GIVEN REQUEST - Extract each line of the data below exactly as written.

Stored records:
— Start —

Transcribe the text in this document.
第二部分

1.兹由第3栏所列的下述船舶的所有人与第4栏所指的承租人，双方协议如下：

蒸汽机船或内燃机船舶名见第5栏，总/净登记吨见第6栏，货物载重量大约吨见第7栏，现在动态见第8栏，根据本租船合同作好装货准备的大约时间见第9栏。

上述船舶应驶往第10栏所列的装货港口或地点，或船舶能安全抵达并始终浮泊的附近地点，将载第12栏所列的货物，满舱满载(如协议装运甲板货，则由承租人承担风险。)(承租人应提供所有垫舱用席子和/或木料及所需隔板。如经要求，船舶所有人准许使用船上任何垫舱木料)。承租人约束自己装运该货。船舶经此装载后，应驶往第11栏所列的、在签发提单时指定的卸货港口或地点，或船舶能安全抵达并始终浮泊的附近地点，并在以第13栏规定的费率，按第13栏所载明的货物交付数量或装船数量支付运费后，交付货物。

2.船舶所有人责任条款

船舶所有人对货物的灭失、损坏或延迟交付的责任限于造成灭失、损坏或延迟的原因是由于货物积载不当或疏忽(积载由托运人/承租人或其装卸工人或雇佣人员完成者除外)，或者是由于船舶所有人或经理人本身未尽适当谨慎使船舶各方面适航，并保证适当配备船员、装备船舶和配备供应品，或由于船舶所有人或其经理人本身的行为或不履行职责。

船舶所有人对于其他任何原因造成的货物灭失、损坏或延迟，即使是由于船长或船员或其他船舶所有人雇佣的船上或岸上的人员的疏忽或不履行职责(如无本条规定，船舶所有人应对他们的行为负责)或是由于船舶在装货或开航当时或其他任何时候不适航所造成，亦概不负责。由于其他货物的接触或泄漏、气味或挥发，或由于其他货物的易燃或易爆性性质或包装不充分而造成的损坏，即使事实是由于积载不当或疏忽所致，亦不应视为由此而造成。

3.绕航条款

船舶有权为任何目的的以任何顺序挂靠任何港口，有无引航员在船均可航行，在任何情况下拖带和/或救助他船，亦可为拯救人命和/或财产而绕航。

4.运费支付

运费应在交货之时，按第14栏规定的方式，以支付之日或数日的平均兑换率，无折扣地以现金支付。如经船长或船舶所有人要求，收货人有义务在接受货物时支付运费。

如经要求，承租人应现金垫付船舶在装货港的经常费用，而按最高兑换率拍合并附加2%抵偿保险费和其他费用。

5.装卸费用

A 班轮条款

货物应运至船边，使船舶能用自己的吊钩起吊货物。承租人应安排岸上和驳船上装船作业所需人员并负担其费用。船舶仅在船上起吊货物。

— End —

EXERCISE SOLUTION -
Transcribe the text in this document.
第二部分

1.兹由第3栏所列的下述船舶的所有人与第4栏所指的承租人，双方协议如下：

蒸汽机船或内燃机船舶名见第5栏，总/净登记吨见第6栏，货物载重量大约吨见第7栏，现在动态见第8栏，根据本租船合同作好装货准备的大约时间见第9栏。

上述船舶应驶往第10栏所列的装货港口或地点，或船舶能安全抵达并始终浮泊的附近地点，将载第12栏所列的货物，满舱满载(如协议装运甲板货，则由承租人承担风险。)(承租人应提供所有垫舱用席子和/或木料及所需隔板。如经要求，船舶所有人准许使用船上任何垫舱木料)。承租人约束自己装运该货。船舶经此装载后，应驶往第11栏所列的、在签发提单时指定的卸货港口或地点，或船舶能安全抵达并始终浮泊的附近地点，并在以第13栏规定的费率，按第13栏所载明的货物交付数量或装船数量支付运费后，交付货物。

2.船舶所有人责任条款

船舶所有人对货物的灭失、损坏或延迟交付的责任限于造成灭失、损坏或延迟的原因是由于货物积载不当或疏忽(积载由托运人/承租人或其装卸工人或雇佣人员完成者除外)，或者是由于船舶所有人或经理人本身未尽适当谨慎使船舶各方面适航，并保证适当配备船员、装备船舶和配备供应品，或由于船舶所有人或其经理人本身的行为或不履行职责。

船舶所有人对于其他任何原因造成的货物灭失、损坏或延迟，即使是由于船长或船员或其他船舶所有人雇佣的船上或岸上的人员的疏忽或不履行职责(如无本条规定，船舶所有人应对他们的行为负责)或是由于船舶在装货或开航当时或其他任何时候不适航所造成，亦概不负责。由于其他货物的接触或泄漏、气味或挥发，或由于其他货物的易燃或易爆性性质或包装不充分而造成的损坏，即使事实是由于积载不当或疏忽所致，亦不应视为由此而造成。

3.绕航条款

船舶有权为任何目的的以任何顺序挂靠任何港口，有无引航员在船均可航行，在任何情况下拖带和/或救助他船，亦可为拯救人命和/或财产而绕航。

4.运费支付

运费应在交货之时，按第14栏规定的方式，以支付之日或数日的平均兑换率，无折扣地以现金支付。如经船长或船舶所有人要求，收货人有义务在接受货物时支付运费。

如经要求，承租人应现金垫付船舶在装货港的经常费用，而按最高兑换率拍合并附加2%抵偿保险费和其他费用。

5.装卸费用

A 班轮条款

货物应运至船边，使船舶能用自己的吊钩起吊货物。承租人应安排岸上和驳船上装船作业所需人员并负担其费用。船舶仅在船上起吊货物。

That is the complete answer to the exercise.